-- start Records shown --
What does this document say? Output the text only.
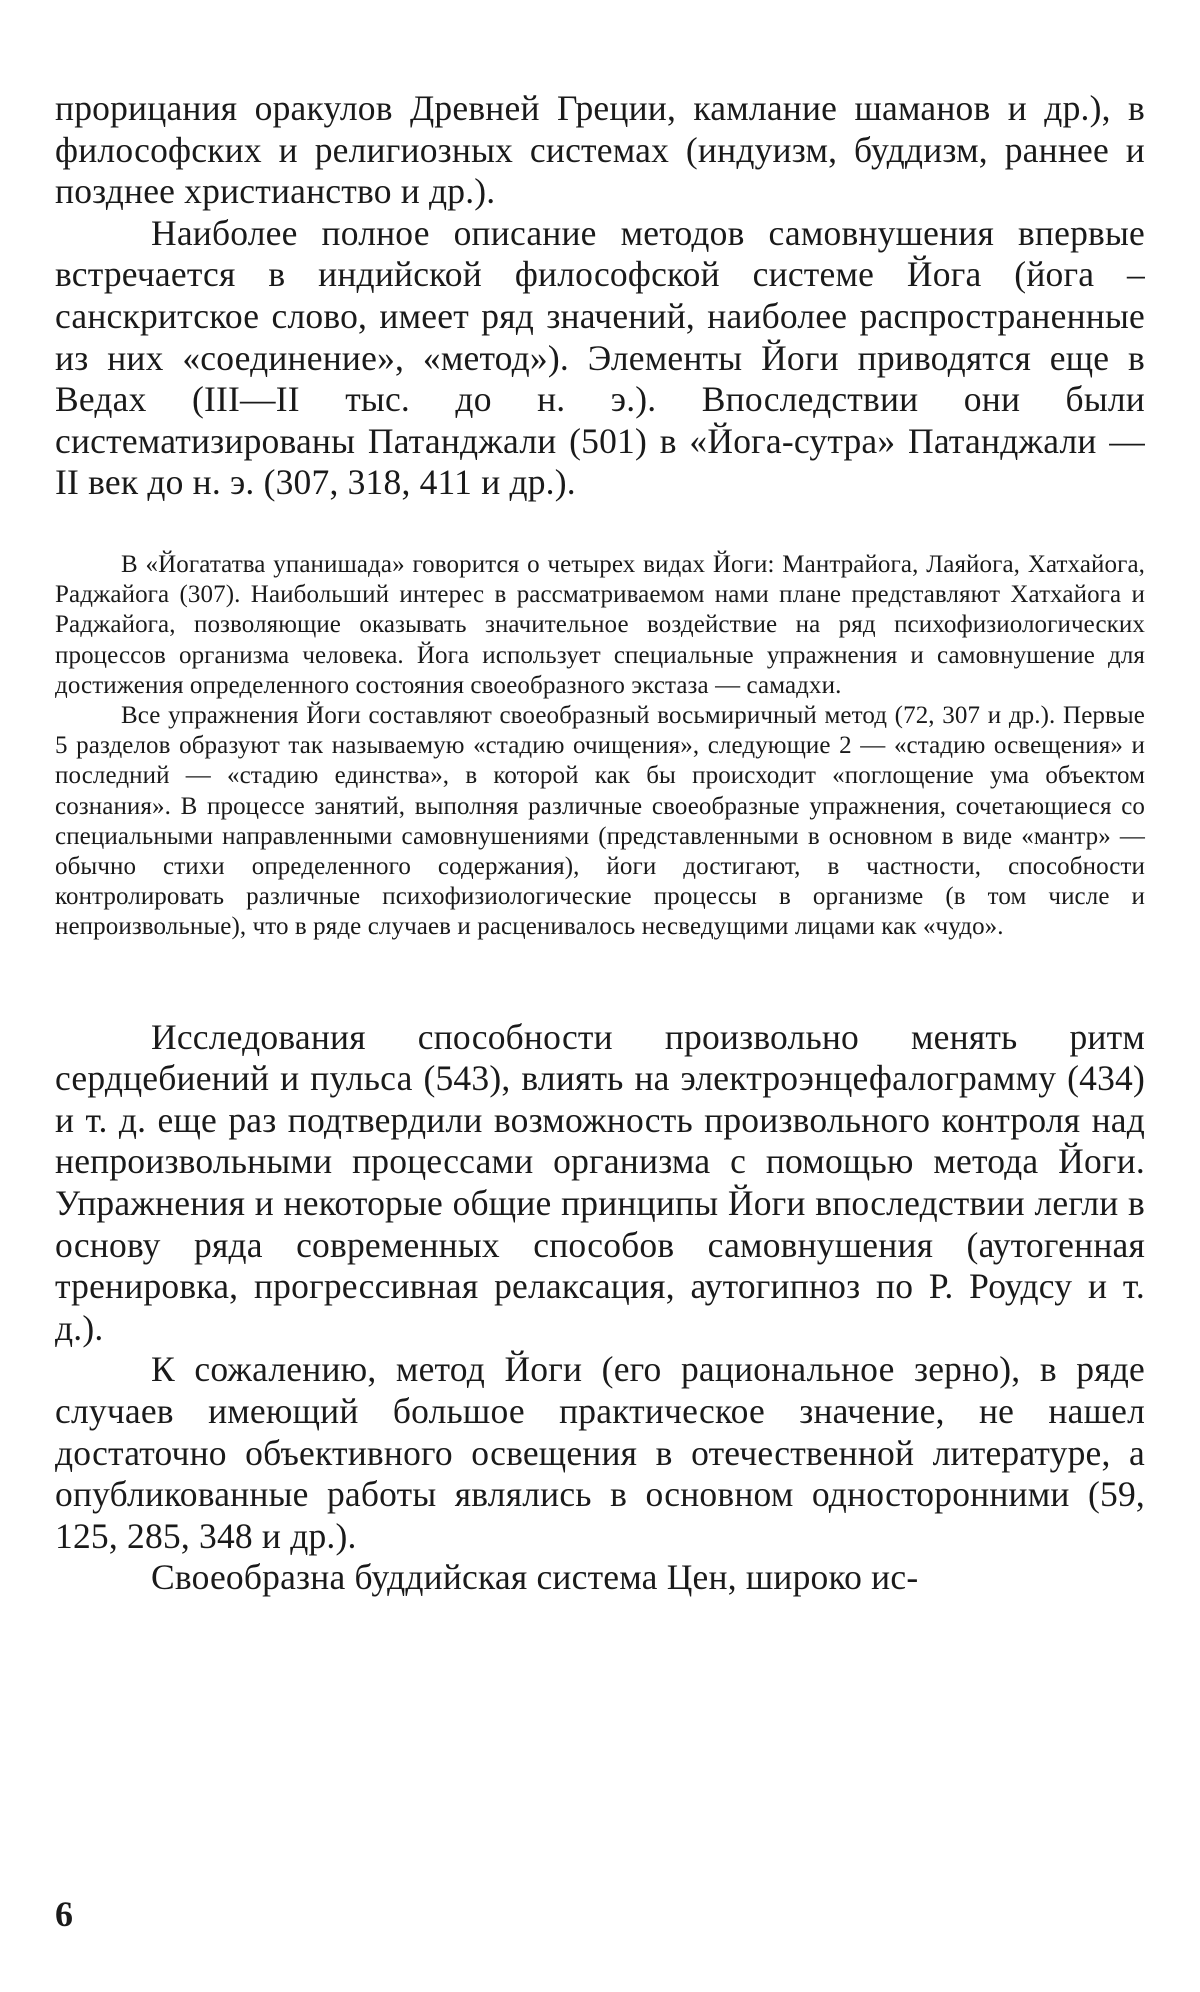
прорицания оракулов Древней Греции, камлание шаманов и др.), в философских и религиозных системах (индуизм, буддизм, раннее и позднее христианство и др.).

Наиболее полное описание методов самовнушения впервые встречается в индийской философской системе Йога (йога – санскритское слово, имеет ряд значений, наиболее распространенные из них «соединение», «метод»). Элементы Йоги приводятся еще в Ведах (III—II тыс. до н. э.). Впоследствии они были систематизированы Патанджали (501) в «Йога-сутра» Патанджали — II век до н. э. (307, 318, 411 и др.).

В «Йогататва упанишада» говорится о четырех видах Йоги: Мантрайога, Лаяйога, Хатхайога, Раджайога (307). Наибольший интерес в рассматриваемом нами плане представляют Хатхайога и Раджайога, позволяющие оказывать значительное воздействие на ряд психофизиологических процессов организма человека. Йога использует специальные упражнения и самовнушение для достижения определенного состояния своеобразного экстаза — самадхи.

Все упражнения Йоги составляют своеобразный восьмиричный метод (72, 307 и др.). Первые 5 разделов образуют так называемую «стадию очищения», следующие 2 — «стадию освещения» и последний — «стадию единства», в которой как бы происходит «поглощение ума объектом сознания». В процессе занятий, выполняя различные своеобразные упражнения, сочетающиеся со специальными направленными самовнушениями (представленными в основном в виде «мантр» — обычно стихи определенного содержания), йоги достигают, в частности, способности контролировать различные психофизиологические процессы в организме (в том числе и непроизвольные), что в ряде случаев и расценивалось несведущими лицами как «чудо».

Исследования способности произвольно менять ритм сердцебиений и пульса (543), влиять на электроэнцефалограмму (434) и т. д. еще раз подтвердили возможность произвольного контроля над непроизвольными процессами организма с помощью метода Йоги. Упражнения и некоторые общие принципы Йоги впоследствии легли в основу ряда современных способов самовнушения (аутогенная тренировка, прогрессивная релаксация, аутогипноз по Р. Роудсу и т. д.).

К сожалению, метод Йоги (его рациональное зерно), в ряде случаев имеющий большое практическое значение, не нашел достаточно объективного освещения в отечественной литературе, а опубликованные работы являлись в основном односторонними (59, 125, 285, 348 и др.).

Своеобразна буддийская система Цен, широко ис-

6
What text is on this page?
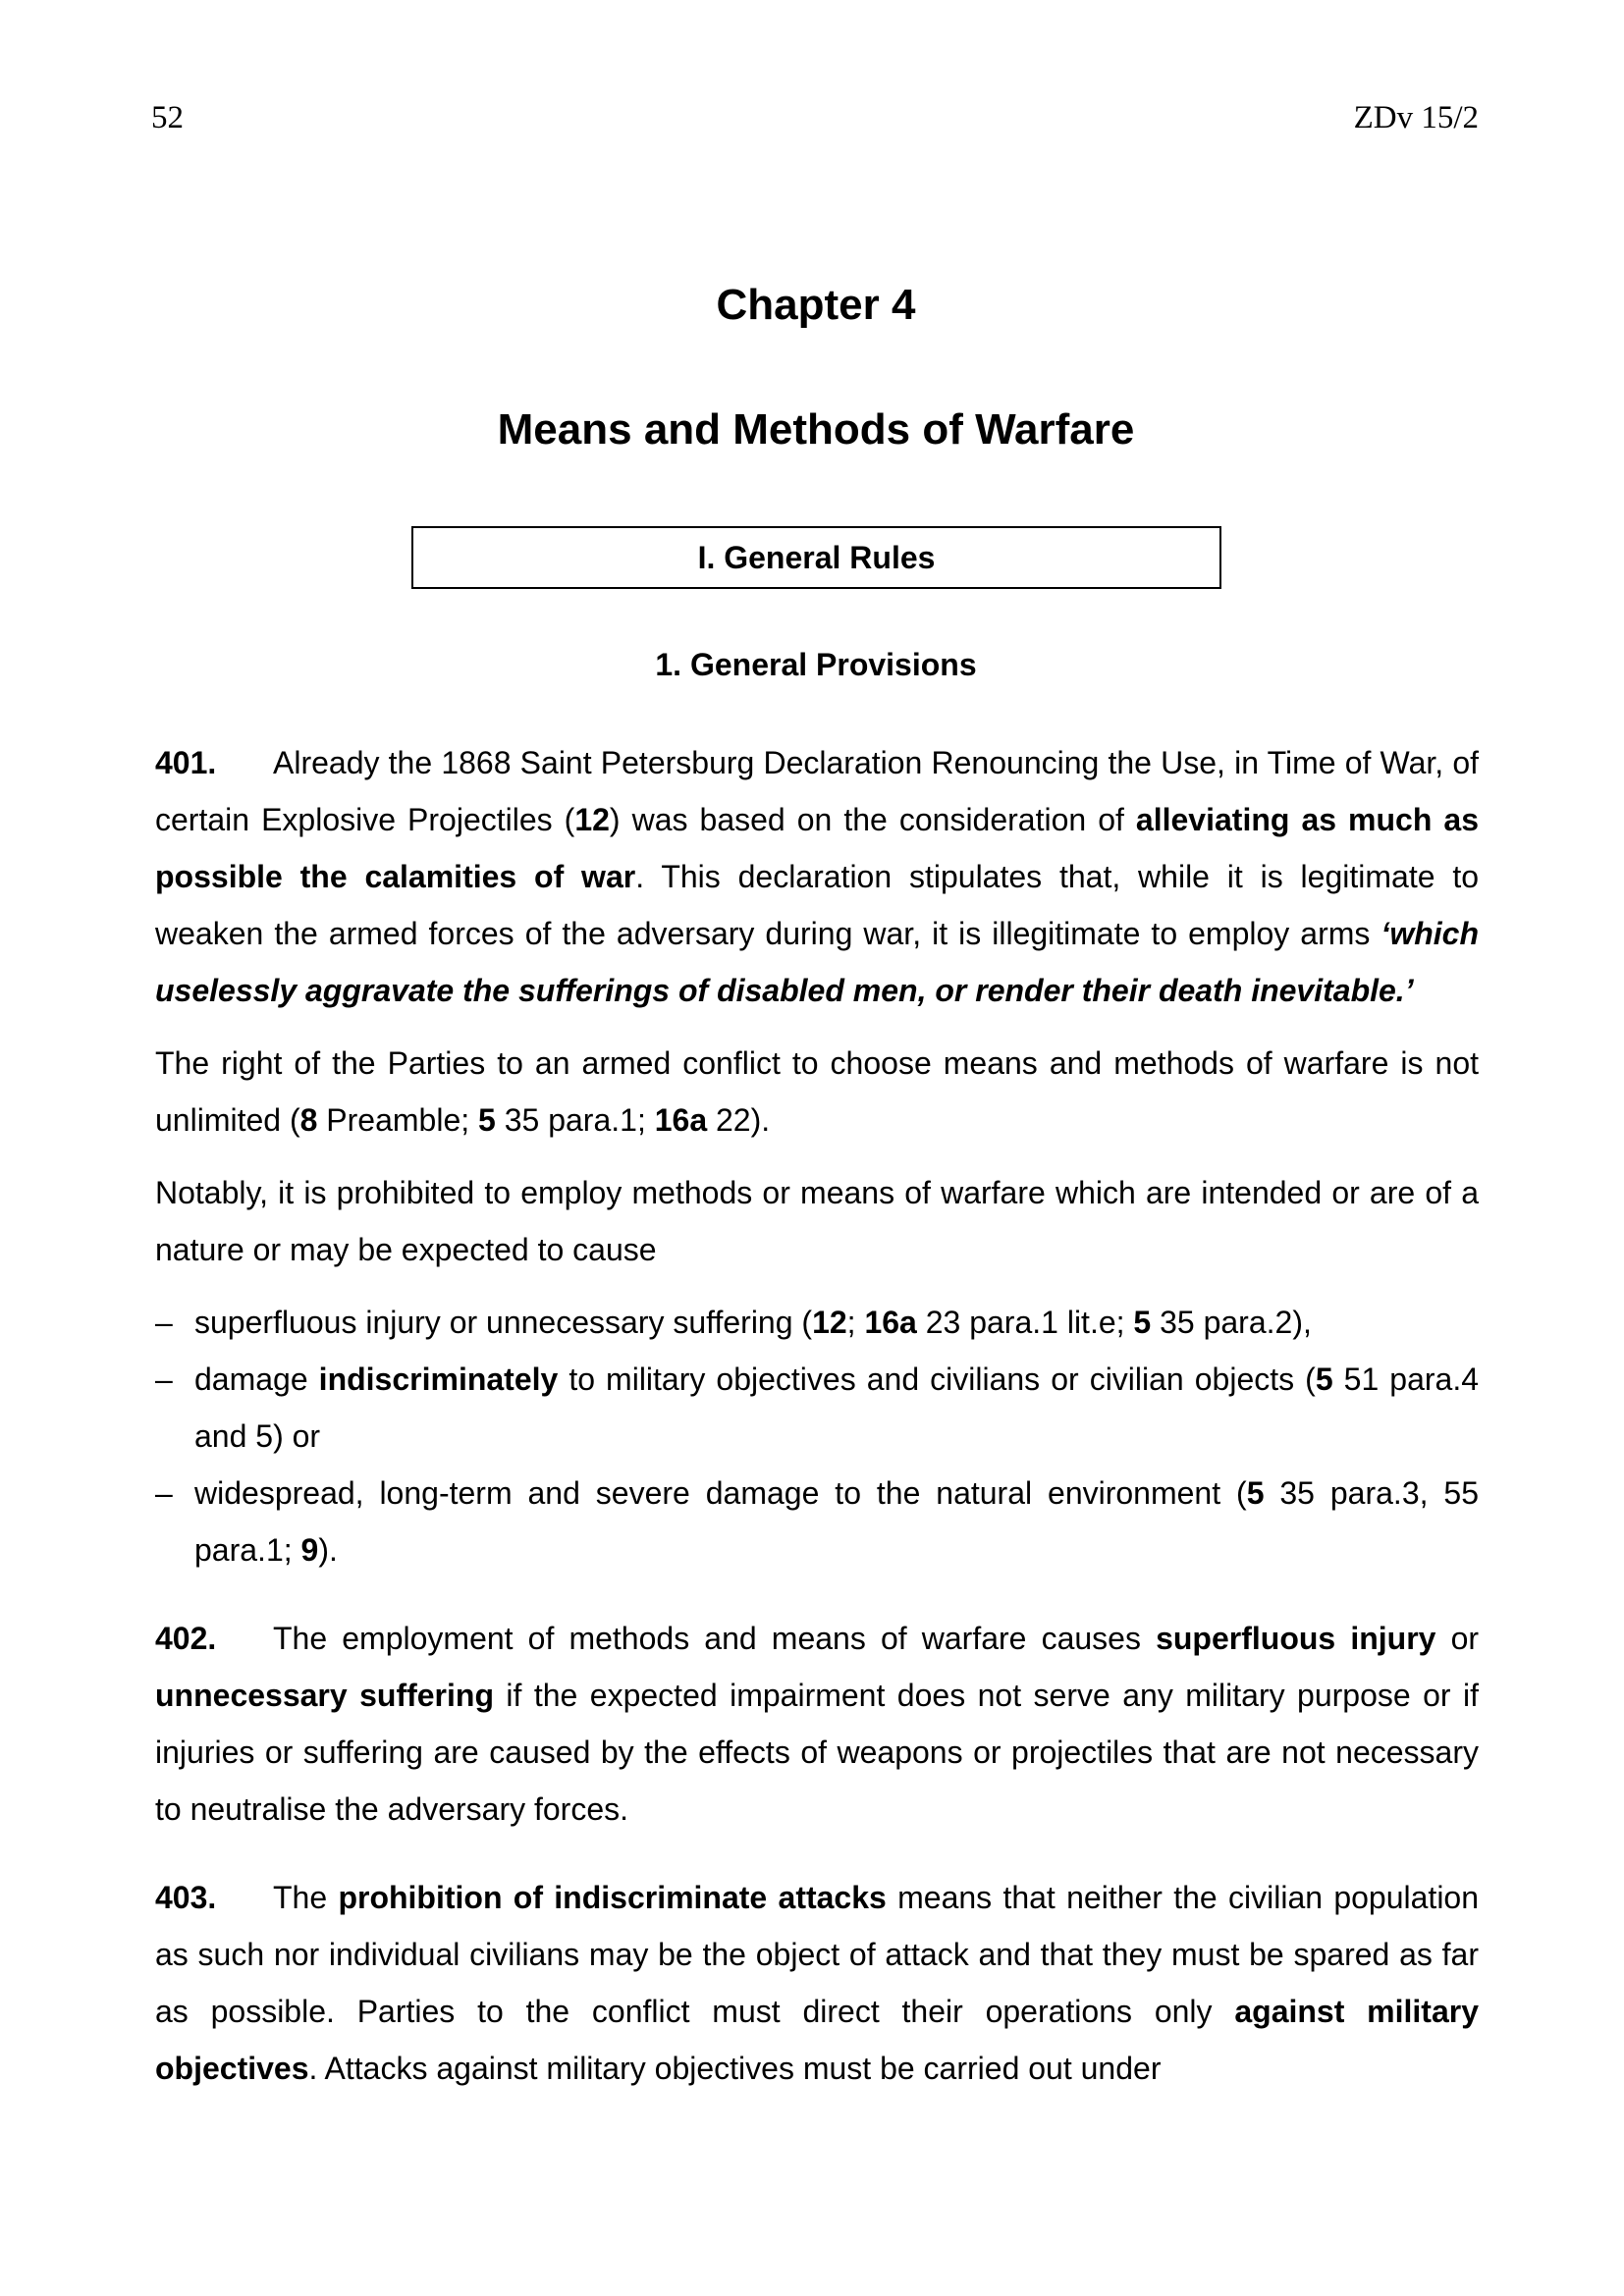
52	ZDv 15/2
Chapter 4
Means and Methods of Warfare
I. General Rules
1. General Provisions

401. Already the 1868 Saint Petersburg Declaration Renouncing the Use, in Time of War, of certain Explosive Projectiles (12) was based on the consideration of alleviating as much as possible the calamities of war. This declaration stipulates that, while it is legitimate to weaken the armed forces of the adversary during war, it is illegitimate to employ arms ‘which uselessly aggravate the sufferings of disabled men, or render their death inevitable.’

The right of the Parties to an armed conflict to choose means and methods of warfare is not unlimited (8 Preamble; 5 35 para.1; 16a 22).

Notably, it is prohibited to employ methods or means of warfare which are intended or are of a nature or may be expected to cause

– superfluous injury or unnecessary suffering (12; 16a 23 para.1 lit.e; 5 35 para.2),
– damage indiscriminately to military objectives and civilians or civilian objects (5 51 para.4 and 5) or
– widespread, long-term and severe damage to the natural environment (5 35 para.3, 55 para.1; 9).

402. The employment of methods and means of warfare causes superfluous injury or unnecessary suffering if the expected impairment does not serve any military purpose or if injuries or suffering are caused by the effects of weapons or projectiles that are not necessary to neutralise the adversary forces.

403. The prohibition of indiscriminate attacks means that neither the civilian population as such nor individual civilians may be the object of attack and that they must be spared as far as possible. Parties to the conflict must direct their operations only against military objectives. Attacks against military objectives must be carried out under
-- end Records shown --
Locate all lines in the listing above with the word "does". Copy them.

> [Response to the task]:
What does this document say? Output the text only.
402. The employment of methods and means of warfare causes superfluous injury or unnecessary suffering if the expected impairment does not serve any military purpose or if injuries or suffering are caused by the effects of weapons or projectiles that are not necessary to neutralise the adversary forces.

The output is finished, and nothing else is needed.